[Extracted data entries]
--- START ---
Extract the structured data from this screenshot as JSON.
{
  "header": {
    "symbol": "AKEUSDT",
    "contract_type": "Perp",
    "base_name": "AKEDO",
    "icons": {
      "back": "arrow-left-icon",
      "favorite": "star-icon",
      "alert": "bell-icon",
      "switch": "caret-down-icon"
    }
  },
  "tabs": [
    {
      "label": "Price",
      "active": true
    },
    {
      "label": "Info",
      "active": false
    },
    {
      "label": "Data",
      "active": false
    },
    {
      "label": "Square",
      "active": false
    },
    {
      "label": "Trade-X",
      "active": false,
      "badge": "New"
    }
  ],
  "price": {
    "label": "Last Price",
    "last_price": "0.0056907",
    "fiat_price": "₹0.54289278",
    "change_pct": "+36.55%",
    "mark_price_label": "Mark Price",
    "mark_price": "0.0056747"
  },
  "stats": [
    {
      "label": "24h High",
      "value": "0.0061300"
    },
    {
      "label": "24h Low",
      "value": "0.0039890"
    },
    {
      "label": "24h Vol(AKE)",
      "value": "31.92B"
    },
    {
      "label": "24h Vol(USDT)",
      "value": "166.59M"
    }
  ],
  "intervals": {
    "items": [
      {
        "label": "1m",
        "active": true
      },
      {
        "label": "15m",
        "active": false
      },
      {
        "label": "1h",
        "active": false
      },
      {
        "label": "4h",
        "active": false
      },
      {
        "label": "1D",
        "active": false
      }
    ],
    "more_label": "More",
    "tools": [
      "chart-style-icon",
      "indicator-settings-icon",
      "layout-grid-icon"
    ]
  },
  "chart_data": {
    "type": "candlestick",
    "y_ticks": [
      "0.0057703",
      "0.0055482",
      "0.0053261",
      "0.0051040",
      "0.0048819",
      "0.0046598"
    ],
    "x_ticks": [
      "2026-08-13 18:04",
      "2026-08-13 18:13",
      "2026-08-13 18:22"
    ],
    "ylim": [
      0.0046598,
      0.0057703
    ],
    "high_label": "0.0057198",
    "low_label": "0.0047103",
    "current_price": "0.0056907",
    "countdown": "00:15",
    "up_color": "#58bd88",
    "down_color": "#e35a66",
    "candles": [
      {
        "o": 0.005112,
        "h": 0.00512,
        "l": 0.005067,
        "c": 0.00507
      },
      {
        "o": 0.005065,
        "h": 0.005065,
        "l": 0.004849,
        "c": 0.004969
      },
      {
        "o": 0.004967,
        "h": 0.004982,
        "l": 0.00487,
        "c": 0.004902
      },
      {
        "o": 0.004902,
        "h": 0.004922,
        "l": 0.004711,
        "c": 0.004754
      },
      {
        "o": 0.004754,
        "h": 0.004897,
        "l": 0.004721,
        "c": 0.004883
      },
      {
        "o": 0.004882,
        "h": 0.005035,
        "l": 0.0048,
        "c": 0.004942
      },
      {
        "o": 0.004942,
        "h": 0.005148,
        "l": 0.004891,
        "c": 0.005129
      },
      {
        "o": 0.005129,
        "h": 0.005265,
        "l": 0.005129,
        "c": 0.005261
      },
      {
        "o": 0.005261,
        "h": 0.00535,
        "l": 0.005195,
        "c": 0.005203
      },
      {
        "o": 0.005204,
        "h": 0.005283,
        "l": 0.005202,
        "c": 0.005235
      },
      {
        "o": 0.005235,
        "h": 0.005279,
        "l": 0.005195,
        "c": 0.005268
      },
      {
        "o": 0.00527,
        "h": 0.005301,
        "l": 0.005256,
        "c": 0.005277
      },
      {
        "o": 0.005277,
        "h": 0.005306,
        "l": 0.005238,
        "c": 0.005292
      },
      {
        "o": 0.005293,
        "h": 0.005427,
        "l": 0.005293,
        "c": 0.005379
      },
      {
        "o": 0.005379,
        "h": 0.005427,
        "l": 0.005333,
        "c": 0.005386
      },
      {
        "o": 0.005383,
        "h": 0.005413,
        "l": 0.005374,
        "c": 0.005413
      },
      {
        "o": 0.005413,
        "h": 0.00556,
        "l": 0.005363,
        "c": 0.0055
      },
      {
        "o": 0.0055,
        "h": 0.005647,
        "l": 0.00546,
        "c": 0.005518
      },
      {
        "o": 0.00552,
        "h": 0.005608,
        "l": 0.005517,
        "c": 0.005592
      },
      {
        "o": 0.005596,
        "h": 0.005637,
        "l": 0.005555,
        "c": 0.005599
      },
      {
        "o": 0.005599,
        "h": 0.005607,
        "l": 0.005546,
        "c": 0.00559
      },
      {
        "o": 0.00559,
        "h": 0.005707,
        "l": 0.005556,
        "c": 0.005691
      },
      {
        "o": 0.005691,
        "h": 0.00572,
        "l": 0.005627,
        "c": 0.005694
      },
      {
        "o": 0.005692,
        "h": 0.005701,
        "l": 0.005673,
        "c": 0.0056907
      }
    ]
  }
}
--- END ---
Task details: Report the number of lines that contain "value", with no other words.

Complete answer: 4